Exercise prompt:
Determine which lines of the records include the word "next", and copy them.
### Supplied material
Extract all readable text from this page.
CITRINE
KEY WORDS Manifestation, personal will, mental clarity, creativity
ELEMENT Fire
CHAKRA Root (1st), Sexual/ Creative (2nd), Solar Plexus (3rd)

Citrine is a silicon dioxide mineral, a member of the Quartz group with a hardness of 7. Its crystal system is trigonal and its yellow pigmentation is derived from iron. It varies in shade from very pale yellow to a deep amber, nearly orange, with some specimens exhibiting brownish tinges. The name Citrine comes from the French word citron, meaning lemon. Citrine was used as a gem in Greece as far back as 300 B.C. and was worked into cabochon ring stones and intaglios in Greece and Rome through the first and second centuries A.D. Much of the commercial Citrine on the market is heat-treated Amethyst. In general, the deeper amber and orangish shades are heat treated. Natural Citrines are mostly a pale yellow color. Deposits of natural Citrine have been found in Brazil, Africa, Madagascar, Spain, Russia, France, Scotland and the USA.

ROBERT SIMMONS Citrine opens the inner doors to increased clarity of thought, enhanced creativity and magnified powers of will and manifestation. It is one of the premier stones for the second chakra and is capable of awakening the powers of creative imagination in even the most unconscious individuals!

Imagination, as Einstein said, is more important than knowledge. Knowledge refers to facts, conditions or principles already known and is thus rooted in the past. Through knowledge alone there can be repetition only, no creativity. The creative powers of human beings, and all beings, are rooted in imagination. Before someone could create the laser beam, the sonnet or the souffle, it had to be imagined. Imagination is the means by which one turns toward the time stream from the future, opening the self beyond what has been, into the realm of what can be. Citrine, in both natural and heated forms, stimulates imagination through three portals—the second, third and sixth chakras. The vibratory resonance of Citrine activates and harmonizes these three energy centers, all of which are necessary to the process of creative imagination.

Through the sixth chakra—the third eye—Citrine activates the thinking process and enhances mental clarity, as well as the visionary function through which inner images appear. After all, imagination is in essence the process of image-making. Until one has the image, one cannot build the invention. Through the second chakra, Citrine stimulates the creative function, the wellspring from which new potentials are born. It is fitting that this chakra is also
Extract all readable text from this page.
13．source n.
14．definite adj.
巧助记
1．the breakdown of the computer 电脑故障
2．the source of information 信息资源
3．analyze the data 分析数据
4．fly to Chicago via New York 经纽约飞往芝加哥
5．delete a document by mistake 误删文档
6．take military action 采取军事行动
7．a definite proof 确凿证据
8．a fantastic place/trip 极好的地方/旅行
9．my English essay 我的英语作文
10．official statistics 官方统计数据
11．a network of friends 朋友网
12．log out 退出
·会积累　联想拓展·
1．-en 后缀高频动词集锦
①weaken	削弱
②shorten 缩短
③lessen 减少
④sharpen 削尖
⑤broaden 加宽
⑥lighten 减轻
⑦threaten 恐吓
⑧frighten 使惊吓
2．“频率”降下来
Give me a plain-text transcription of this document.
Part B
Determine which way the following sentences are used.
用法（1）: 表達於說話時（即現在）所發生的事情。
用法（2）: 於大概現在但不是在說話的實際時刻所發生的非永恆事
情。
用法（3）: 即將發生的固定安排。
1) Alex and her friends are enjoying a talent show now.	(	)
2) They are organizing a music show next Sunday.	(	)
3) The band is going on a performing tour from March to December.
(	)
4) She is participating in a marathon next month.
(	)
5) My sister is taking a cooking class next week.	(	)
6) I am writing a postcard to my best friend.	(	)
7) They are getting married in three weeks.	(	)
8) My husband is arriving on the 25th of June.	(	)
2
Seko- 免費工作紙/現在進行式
######
The answer:
2) They are organizing a music show next Sunday.	(	)
4) She is participating in a marathon next month.
5) My sister is taking a cooking class next week.	(	)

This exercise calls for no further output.